Records from a dataset
-----

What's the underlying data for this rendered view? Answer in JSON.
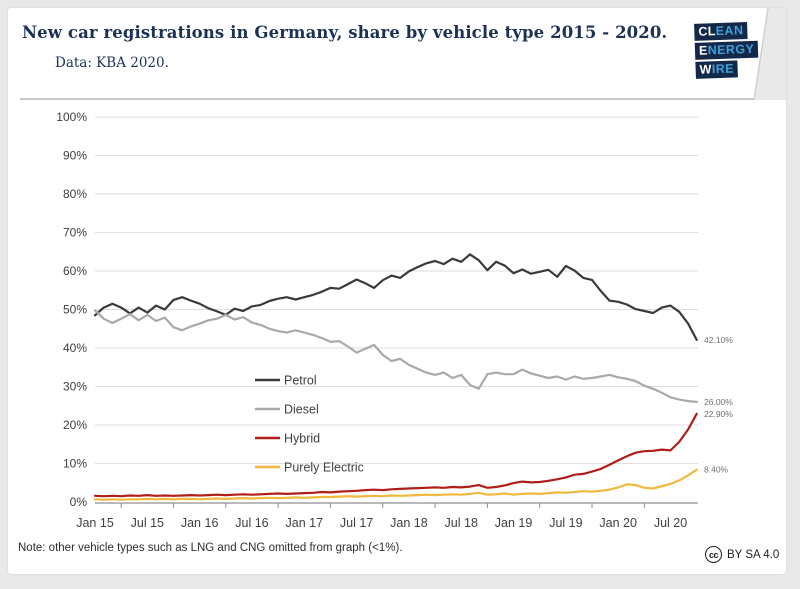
{
  "header": {
    "title": "New car registrations in Germany, share by vehicle type 2015 - 2020.",
    "subtitle": "Data: KBA 2020.",
    "logo": {
      "name": "Clean Energy Wire",
      "lines": [
        {
          "strong": "CL",
          "rest": "EAN"
        },
        {
          "strong": "E",
          "rest": "NERGY"
        },
        {
          "strong": "W",
          "rest": "IRE"
        }
      ],
      "block_color": "#14294a",
      "strong_color": "#ffffff",
      "rest_color": "#3fa0da"
    }
  },
  "footer": {
    "note": "Note: other vehicle types such as LNG and CNG omitted from graph (<1%).",
    "license_icon": "cc",
    "license": "BY SA 4.0"
  },
  "chart_data": {
    "type": "line",
    "title": "New car registrations in Germany, share by vehicle type 2015 - 2020.",
    "x_unit": "month",
    "x_range": [
      "2015-01",
      "2020-10"
    ],
    "x_tick_labels": [
      "Jan 15",
      "Jul 15",
      "Jan 16",
      "Jul 16",
      "Jan 17",
      "Jul 17",
      "Jan 18",
      "Jul 18",
      "Jan 19",
      "Jul 19",
      "Jan 20",
      "Jul 20"
    ],
    "y_tick_labels": [
      "0%",
      "10%",
      "20%",
      "30%",
      "40%",
      "50%",
      "60%",
      "70%",
      "80%",
      "90%",
      "100%"
    ],
    "ylim": [
      0,
      100
    ],
    "y_step": 10,
    "grid": "horizontal-light",
    "legend_position": "inside-left-middle",
    "series": [
      {
        "name": "Petrol",
        "color": "#3a3a3a",
        "end_label": "42.10%",
        "values": [
          48.5,
          50.5,
          51.5,
          50.5,
          49.0,
          50.5,
          49.2,
          51.0,
          50.0,
          52.5,
          53.2,
          52.3,
          51.5,
          50.3,
          49.5,
          48.6,
          50.2,
          49.6,
          50.8,
          51.2,
          52.2,
          52.8,
          53.2,
          52.6,
          53.2,
          53.8,
          54.6,
          55.6,
          55.4,
          56.6,
          57.8,
          56.8,
          55.6,
          57.6,
          58.8,
          58.2,
          59.9,
          61.0,
          62.0,
          62.6,
          61.8,
          63.2,
          62.4,
          64.3,
          62.8,
          60.2,
          62.4,
          61.4,
          59.4,
          60.4,
          59.3,
          59.8,
          60.3,
          58.5,
          61.3,
          60.1,
          58.2,
          57.7,
          54.8,
          52.3,
          52.0,
          51.3,
          50.1,
          49.6,
          49.1,
          50.5,
          51.0,
          49.4,
          46.4,
          42.1
        ]
      },
      {
        "name": "Diesel",
        "color": "#a9a9a9",
        "end_label": "26.00%",
        "values": [
          49.8,
          47.6,
          46.5,
          47.6,
          48.8,
          47.2,
          48.6,
          47.0,
          47.9,
          45.4,
          44.6,
          45.6,
          46.3,
          47.2,
          47.6,
          48.6,
          47.4,
          48.0,
          46.6,
          46.0,
          45.0,
          44.4,
          44.0,
          44.6,
          44.0,
          43.4,
          42.6,
          41.6,
          41.8,
          40.4,
          38.8,
          39.8,
          40.8,
          38.2,
          36.6,
          37.2,
          35.6,
          34.6,
          33.6,
          33.0,
          33.6,
          32.2,
          33.0,
          30.4,
          29.4,
          33.2,
          33.6,
          33.2,
          33.2,
          34.4,
          33.4,
          32.8,
          32.2,
          32.6,
          31.8,
          32.6,
          32.0,
          32.2,
          32.6,
          33.0,
          32.4,
          32.0,
          31.4,
          30.2,
          29.4,
          28.4,
          27.2,
          26.6,
          26.2,
          26.0
        ]
      },
      {
        "name": "Hybrid",
        "color": "#b01e1a",
        "end_label": "22.90%",
        "values": [
          1.6,
          1.5,
          1.6,
          1.5,
          1.7,
          1.6,
          1.8,
          1.6,
          1.7,
          1.6,
          1.7,
          1.8,
          1.7,
          1.8,
          1.9,
          1.8,
          1.9,
          2.0,
          1.9,
          2.0,
          2.1,
          2.2,
          2.1,
          2.2,
          2.3,
          2.4,
          2.6,
          2.5,
          2.7,
          2.8,
          2.9,
          3.1,
          3.2,
          3.1,
          3.3,
          3.4,
          3.5,
          3.6,
          3.7,
          3.8,
          3.7,
          3.9,
          3.8,
          4.0,
          4.4,
          3.7,
          3.9,
          4.3,
          4.9,
          5.3,
          5.1,
          5.2,
          5.5,
          5.9,
          6.4,
          7.1,
          7.3,
          7.9,
          8.6,
          9.7,
          10.8,
          11.9,
          12.8,
          13.2,
          13.3,
          13.6,
          13.4,
          15.6,
          18.8,
          22.9
        ]
      },
      {
        "name": "Purely Electric",
        "color": "#f0b83d",
        "end_label": "8.40%",
        "values": [
          0.7,
          0.6,
          0.7,
          0.6,
          0.7,
          0.7,
          0.8,
          0.7,
          0.8,
          0.7,
          0.8,
          0.8,
          0.7,
          0.8,
          0.9,
          0.8,
          0.9,
          1.0,
          0.9,
          1.0,
          1.1,
          1.0,
          1.1,
          1.2,
          1.1,
          1.2,
          1.3,
          1.3,
          1.4,
          1.5,
          1.4,
          1.5,
          1.6,
          1.5,
          1.7,
          1.6,
          1.7,
          1.8,
          1.9,
          1.8,
          1.9,
          2.0,
          1.9,
          2.1,
          2.4,
          1.9,
          2.0,
          2.2,
          1.9,
          2.1,
          2.2,
          2.1,
          2.3,
          2.5,
          2.4,
          2.6,
          2.8,
          2.7,
          2.9,
          3.2,
          3.8,
          4.6,
          4.4,
          3.7,
          3.5,
          4.1,
          4.7,
          5.6,
          6.9,
          8.4
        ]
      }
    ]
  }
}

-----

Set down the material exactly, every line of it, except for the pictures.

What's the underlying data for this rendered view? Answer in JSON.
{
  "header": {
    "title": "New car registrations in Germany, share by vehicle type 2015 - 2020.",
    "subtitle": "Data: KBA 2020.",
    "logo": {
      "name": "Clean Energy Wire",
      "lines": [
        {
          "strong": "CL",
          "rest": "EAN"
        },
        {
          "strong": "E",
          "rest": "NERGY"
        },
        {
          "strong": "W",
          "rest": "IRE"
        }
      ],
      "block_color": "#14294a",
      "strong_color": "#ffffff",
      "rest_color": "#3fa0da"
    }
  },
  "footer": {
    "note": "Note: other vehicle types such as LNG and CNG omitted from graph (<1%).",
    "license_icon": "cc",
    "license": "BY SA 4.0"
  },
  "chart_data": {
    "type": "line",
    "title": "New car registrations in Germany, share by vehicle type 2015 - 2020.",
    "x_unit": "month",
    "x_range": [
      "2015-01",
      "2020-10"
    ],
    "x_tick_labels": [
      "Jan 15",
      "Jul 15",
      "Jan 16",
      "Jul 16",
      "Jan 17",
      "Jul 17",
      "Jan 18",
      "Jul 18",
      "Jan 19",
      "Jul 19",
      "Jan 20",
      "Jul 20"
    ],
    "y_tick_labels": [
      "0%",
      "10%",
      "20%",
      "30%",
      "40%",
      "50%",
      "60%",
      "70%",
      "80%",
      "90%",
      "100%"
    ],
    "ylim": [
      0,
      100
    ],
    "y_step": 10,
    "grid": "horizontal-light",
    "legend_position": "inside-left-middle",
    "series": [
      {
        "name": "Petrol",
        "color": "#3a3a3a",
        "end_label": "42.10%",
        "values": [
          48.5,
          50.5,
          51.5,
          50.5,
          49.0,
          50.5,
          49.2,
          51.0,
          50.0,
          52.5,
          53.2,
          52.3,
          51.5,
          50.3,
          49.5,
          48.6,
          50.2,
          49.6,
          50.8,
          51.2,
          52.2,
          52.8,
          53.2,
          52.6,
          53.2,
          53.8,
          54.6,
          55.6,
          55.4,
          56.6,
          57.8,
          56.8,
          55.6,
          57.6,
          58.8,
          58.2,
          59.9,
          61.0,
          62.0,
          62.6,
          61.8,
          63.2,
          62.4,
          64.3,
          62.8,
          60.2,
          62.4,
          61.4,
          59.4,
          60.4,
          59.3,
          59.8,
          60.3,
          58.5,
          61.3,
          60.1,
          58.2,
          57.7,
          54.8,
          52.3,
          52.0,
          51.3,
          50.1,
          49.6,
          49.1,
          50.5,
          51.0,
          49.4,
          46.4,
          42.1
        ]
      },
      {
        "name": "Diesel",
        "color": "#a9a9a9",
        "end_label": "26.00%",
        "values": [
          49.8,
          47.6,
          46.5,
          47.6,
          48.8,
          47.2,
          48.6,
          47.0,
          47.9,
          45.4,
          44.6,
          45.6,
          46.3,
          47.2,
          47.6,
          48.6,
          47.4,
          48.0,
          46.6,
          46.0,
          45.0,
          44.4,
          44.0,
          44.6,
          44.0,
          43.4,
          42.6,
          41.6,
          41.8,
          40.4,
          38.8,
          39.8,
          40.8,
          38.2,
          36.6,
          37.2,
          35.6,
          34.6,
          33.6,
          33.0,
          33.6,
          32.2,
          33.0,
          30.4,
          29.4,
          33.2,
          33.6,
          33.2,
          33.2,
          34.4,
          33.4,
          32.8,
          32.2,
          32.6,
          31.8,
          32.6,
          32.0,
          32.2,
          32.6,
          33.0,
          32.4,
          32.0,
          31.4,
          30.2,
          29.4,
          28.4,
          27.2,
          26.6,
          26.2,
          26.0
        ]
      },
      {
        "name": "Hybrid",
        "color": "#b01e1a",
        "end_label": "22.90%",
        "values": [
          1.6,
          1.5,
          1.6,
          1.5,
          1.7,
          1.6,
          1.8,
          1.6,
          1.7,
          1.6,
          1.7,
          1.8,
          1.7,
          1.8,
          1.9,
          1.8,
          1.9,
          2.0,
          1.9,
          2.0,
          2.1,
          2.2,
          2.1,
          2.2,
          2.3,
          2.4,
          2.6,
          2.5,
          2.7,
          2.8,
          2.9,
          3.1,
          3.2,
          3.1,
          3.3,
          3.4,
          3.5,
          3.6,
          3.7,
          3.8,
          3.7,
          3.9,
          3.8,
          4.0,
          4.4,
          3.7,
          3.9,
          4.3,
          4.9,
          5.3,
          5.1,
          5.2,
          5.5,
          5.9,
          6.4,
          7.1,
          7.3,
          7.9,
          8.6,
          9.7,
          10.8,
          11.9,
          12.8,
          13.2,
          13.3,
          13.6,
          13.4,
          15.6,
          18.8,
          22.9
        ]
      },
      {
        "name": "Purely Electric",
        "color": "#f0b83d",
        "end_label": "8.40%",
        "values": [
          0.7,
          0.6,
          0.7,
          0.6,
          0.7,
          0.7,
          0.8,
          0.7,
          0.8,
          0.7,
          0.8,
          0.8,
          0.7,
          0.8,
          0.9,
          0.8,
          0.9,
          1.0,
          0.9,
          1.0,
          1.1,
          1.0,
          1.1,
          1.2,
          1.1,
          1.2,
          1.3,
          1.3,
          1.4,
          1.5,
          1.4,
          1.5,
          1.6,
          1.5,
          1.7,
          1.6,
          1.7,
          1.8,
          1.9,
          1.8,
          1.9,
          2.0,
          1.9,
          2.1,
          2.4,
          1.9,
          2.0,
          2.2,
          1.9,
          2.1,
          2.2,
          2.1,
          2.3,
          2.5,
          2.4,
          2.6,
          2.8,
          2.7,
          2.9,
          3.2,
          3.8,
          4.6,
          4.4,
          3.7,
          3.5,
          4.1,
          4.7,
          5.6,
          6.9,
          8.4
        ]
      }
    ]
  }
}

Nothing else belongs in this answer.